[Begin Input records]

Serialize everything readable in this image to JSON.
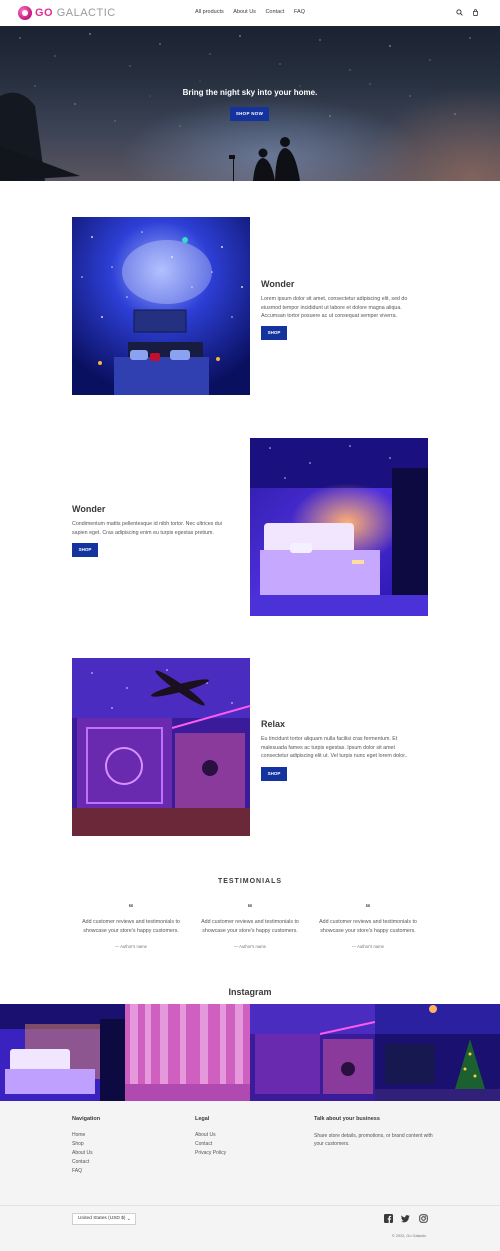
{
  "header": {
    "logo_go": "GO",
    "logo_rest": "GALACTIC",
    "nav": [
      "All products",
      "About Us",
      "Contact",
      "FAQ"
    ]
  },
  "hero": {
    "title": "Bring the night sky into your home.",
    "button": "SHOP NOW"
  },
  "features": [
    {
      "title": "Wonder",
      "text": "Lorem ipsum dolor sit amet, consectetur adipiscing elit, sed do eiusmod tempor incididunt ut labore et dolore magna aliqua. Accumsan tortor posuere ac ut consequat semper viverra.",
      "button": "SHOP"
    },
    {
      "title": "Wonder",
      "text": "Condimentum mattis pellentesque id nibh tortor. Nec ultrices dui sapien eget. Cras adipiscing enim eu turpis egestas pretium.",
      "button": "SHOP"
    },
    {
      "title": "Relax",
      "text": "Eu tincidunt tortor aliquam nulla facilisi cras fermentum. Et malesuada fames ac turpis egestas. Ipsum dolor sit amet consectetur adipiscing elit ut. Vel turpis nunc eget lorem dolor..",
      "button": "SHOP"
    }
  ],
  "testimonials": {
    "heading": "TESTIMONIALS",
    "items": [
      {
        "quote": "“",
        "text": "Add customer reviews and testimonials to showcase your store's happy customers.",
        "author": "— Author's name"
      },
      {
        "quote": "“",
        "text": "Add customer reviews and testimonials to showcase your store's happy customers.",
        "author": "— Author's name"
      },
      {
        "quote": "“",
        "text": "Add customer reviews and testimonials to showcase your store's happy customers.",
        "author": "— Author's name"
      }
    ]
  },
  "instagram": {
    "heading": "Instagram"
  },
  "footer": {
    "navigation": {
      "heading": "Navigation",
      "links": [
        "Home",
        "Shop",
        "About Us",
        "Contact",
        "FAQ"
      ]
    },
    "legal": {
      "heading": "Legal",
      "links": [
        "About Us",
        "Contact",
        "Privacy Policy"
      ]
    },
    "about": {
      "heading": "Talk about your business",
      "text": "Share store details, promotions, or brand content with your customers."
    },
    "currency": "United States (USD $)",
    "copyright": "© 2022, Go Galactic"
  },
  "colors": {
    "accent": "#14339f",
    "brand_pink": "#e0308f",
    "footer_bg": "#f4f4f4"
  },
  "icons": [
    "search-icon",
    "cart-icon",
    "facebook-icon",
    "twitter-icon",
    "instagram-icon",
    "chevron-down-icon"
  ]
}
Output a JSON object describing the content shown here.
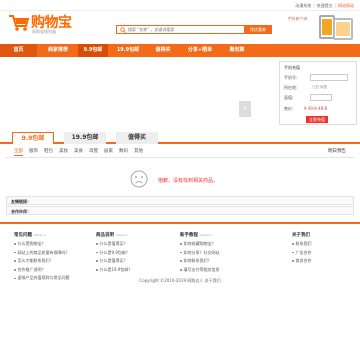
{
  "topbar": {
    "links": [
      "动漫系统",
      "快速提交",
      "网站网站"
    ]
  },
  "header": {
    "logo_title": "购物宝",
    "logo_sub": "网购省钱利器",
    "search_placeholder": "搜索 \"名称\" ，关键词搜索",
    "search_button": "找优惠券",
    "promo_text": "手机客户端"
  },
  "nav": {
    "items": [
      "首页",
      "商家推荐",
      "9.9包邮",
      "19.9包邮",
      "值得买",
      "分享+晒单",
      "聚划算"
    ]
  },
  "recharge": {
    "title": "手机充值",
    "phone_label": "手机号:",
    "area_label": "所在地:",
    "area_value": "江西 南昌",
    "amount_label": "面值:",
    "price_label": "售价:",
    "price_value": "¥ 49.9-49.8",
    "pay_button": "立即充值"
  },
  "tabs": [
    "9.9包邮",
    "19.9包邮",
    "值得买"
  ],
  "filters": {
    "items": [
      "全部",
      "服饰",
      "鞋包",
      "美妆",
      "美食",
      "母婴",
      "居家",
      "数码",
      "其他"
    ],
    "active_index": 0,
    "tomorrow": "明日预告"
  },
  "empty": {
    "message": "抱歉，没有找到相关商品。"
  },
  "friend_links": {
    "label": "友情链接："
  },
  "partners": {
    "label": "合作伙伴："
  },
  "footer": {
    "columns": [
      {
        "title": "常见问题",
        "more": "more>>",
        "items": [
          "什么是购物宝？",
          "网站上的商品质量有保障吗？",
          "怎么才能联系我们？",
          "合作推广说明？",
          "虚拟产品充值规则与常见问题"
        ]
      },
      {
        "title": "商品说明",
        "more": "more>>",
        "items": [
          "什么是值得买？",
          "什么是9.9包邮？",
          "什么是值得买？",
          "什么是19.9包邮？"
        ]
      },
      {
        "title": "新手教程",
        "more": "more>>",
        "items": [
          "如何收藏购物宝？",
          "如何分享？社交网站",
          "如何联系我们？",
          "填写支付等相关信息"
        ]
      },
      {
        "title": "关于我们",
        "more": "",
        "items": [
          "联系我们",
          "广告合作",
          "商务合作"
        ]
      }
    ],
    "copyright": "Copyright ©2010-2019 网购达人 关于我们"
  }
}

[End Input records]

What to work on:
Return each line where "tortor" shows up.

Task output:
      "text": "Lorem ipsum dolor sit amet, consectetur adipiscing elit, sed do eiusmod tempor incididunt ut labore et dolore magna aliqua. Accumsan tortor posuere ac ut consequat semper viverra.",
      "text": "Condimentum mattis pellentesque id nibh tortor. Nec ultrices dui sapien eget. Cras adipiscing enim eu turpis egestas pretium.",
      "text": "Eu tincidunt tortor aliquam nulla facilisi cras fermentum. Et malesuada fames ac turpis egestas. Ipsum dolor sit amet consectetur adipiscing elit ut. Vel turpis nunc eget lorem dolor..",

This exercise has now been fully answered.